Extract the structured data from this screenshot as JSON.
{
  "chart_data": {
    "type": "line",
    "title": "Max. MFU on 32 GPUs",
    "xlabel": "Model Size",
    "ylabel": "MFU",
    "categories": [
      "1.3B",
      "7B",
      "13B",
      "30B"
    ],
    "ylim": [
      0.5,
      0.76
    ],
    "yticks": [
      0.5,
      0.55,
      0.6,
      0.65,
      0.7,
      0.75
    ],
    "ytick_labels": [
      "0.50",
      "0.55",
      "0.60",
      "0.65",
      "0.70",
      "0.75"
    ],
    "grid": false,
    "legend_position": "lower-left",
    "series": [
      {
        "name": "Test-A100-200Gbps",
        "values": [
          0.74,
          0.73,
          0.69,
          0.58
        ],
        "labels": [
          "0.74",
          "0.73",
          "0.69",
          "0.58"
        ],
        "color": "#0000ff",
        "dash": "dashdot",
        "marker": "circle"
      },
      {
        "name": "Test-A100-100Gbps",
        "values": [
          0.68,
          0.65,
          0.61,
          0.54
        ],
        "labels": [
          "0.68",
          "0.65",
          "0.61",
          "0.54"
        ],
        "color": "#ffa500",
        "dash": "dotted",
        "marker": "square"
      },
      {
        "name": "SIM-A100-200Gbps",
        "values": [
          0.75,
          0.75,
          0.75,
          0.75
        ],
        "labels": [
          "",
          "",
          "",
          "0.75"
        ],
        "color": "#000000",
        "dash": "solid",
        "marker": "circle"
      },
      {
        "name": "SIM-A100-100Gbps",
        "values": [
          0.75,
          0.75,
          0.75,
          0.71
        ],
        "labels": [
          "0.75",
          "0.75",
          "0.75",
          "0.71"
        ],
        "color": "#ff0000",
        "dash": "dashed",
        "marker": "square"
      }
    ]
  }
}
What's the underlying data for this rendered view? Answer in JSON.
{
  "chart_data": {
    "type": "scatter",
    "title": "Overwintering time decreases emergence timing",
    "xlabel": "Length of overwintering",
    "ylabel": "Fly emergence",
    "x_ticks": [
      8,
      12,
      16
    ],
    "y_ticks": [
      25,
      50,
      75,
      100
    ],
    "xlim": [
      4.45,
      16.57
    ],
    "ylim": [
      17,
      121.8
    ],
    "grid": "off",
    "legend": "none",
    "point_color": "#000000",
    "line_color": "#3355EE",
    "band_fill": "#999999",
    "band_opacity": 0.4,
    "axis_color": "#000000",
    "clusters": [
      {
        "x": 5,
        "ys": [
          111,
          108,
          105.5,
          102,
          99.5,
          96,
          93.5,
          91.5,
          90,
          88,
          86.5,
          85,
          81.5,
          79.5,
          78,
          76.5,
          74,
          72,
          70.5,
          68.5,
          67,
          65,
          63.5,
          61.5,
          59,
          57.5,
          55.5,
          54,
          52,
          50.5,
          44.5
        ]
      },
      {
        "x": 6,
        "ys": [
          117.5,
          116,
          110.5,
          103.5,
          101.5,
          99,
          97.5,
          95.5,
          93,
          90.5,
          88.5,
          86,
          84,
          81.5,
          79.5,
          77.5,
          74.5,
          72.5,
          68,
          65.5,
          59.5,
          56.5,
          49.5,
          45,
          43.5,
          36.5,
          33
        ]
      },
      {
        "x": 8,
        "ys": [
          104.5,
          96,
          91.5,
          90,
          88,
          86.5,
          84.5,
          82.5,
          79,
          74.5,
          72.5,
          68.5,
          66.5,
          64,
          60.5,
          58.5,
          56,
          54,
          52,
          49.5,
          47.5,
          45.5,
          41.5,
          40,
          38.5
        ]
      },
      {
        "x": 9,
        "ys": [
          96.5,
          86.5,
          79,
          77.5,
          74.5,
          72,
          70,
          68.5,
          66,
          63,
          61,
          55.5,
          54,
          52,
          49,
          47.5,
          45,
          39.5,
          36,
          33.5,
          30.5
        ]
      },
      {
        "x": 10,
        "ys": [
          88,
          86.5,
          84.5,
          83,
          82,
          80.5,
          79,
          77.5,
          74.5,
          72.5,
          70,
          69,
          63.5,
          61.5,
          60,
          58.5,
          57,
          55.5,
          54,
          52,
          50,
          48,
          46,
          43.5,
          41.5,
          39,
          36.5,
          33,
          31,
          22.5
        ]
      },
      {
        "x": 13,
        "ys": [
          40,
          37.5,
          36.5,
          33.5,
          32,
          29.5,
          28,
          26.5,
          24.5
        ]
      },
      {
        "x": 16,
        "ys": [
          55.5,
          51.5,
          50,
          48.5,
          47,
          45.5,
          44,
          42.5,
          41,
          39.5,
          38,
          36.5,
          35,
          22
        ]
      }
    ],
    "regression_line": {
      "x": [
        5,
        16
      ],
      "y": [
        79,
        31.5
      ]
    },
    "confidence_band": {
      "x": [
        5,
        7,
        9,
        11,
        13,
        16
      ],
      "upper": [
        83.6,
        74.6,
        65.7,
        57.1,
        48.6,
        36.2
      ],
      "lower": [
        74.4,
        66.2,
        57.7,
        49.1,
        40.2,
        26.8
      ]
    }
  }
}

• • • • •

● EXERCISE GOAL: Copy each line of the records that contains the word "emergence".

● FULL ANSWER:
    "title": "Overwintering time decreases emergence timing",
    "ylabel": "Fly emergence",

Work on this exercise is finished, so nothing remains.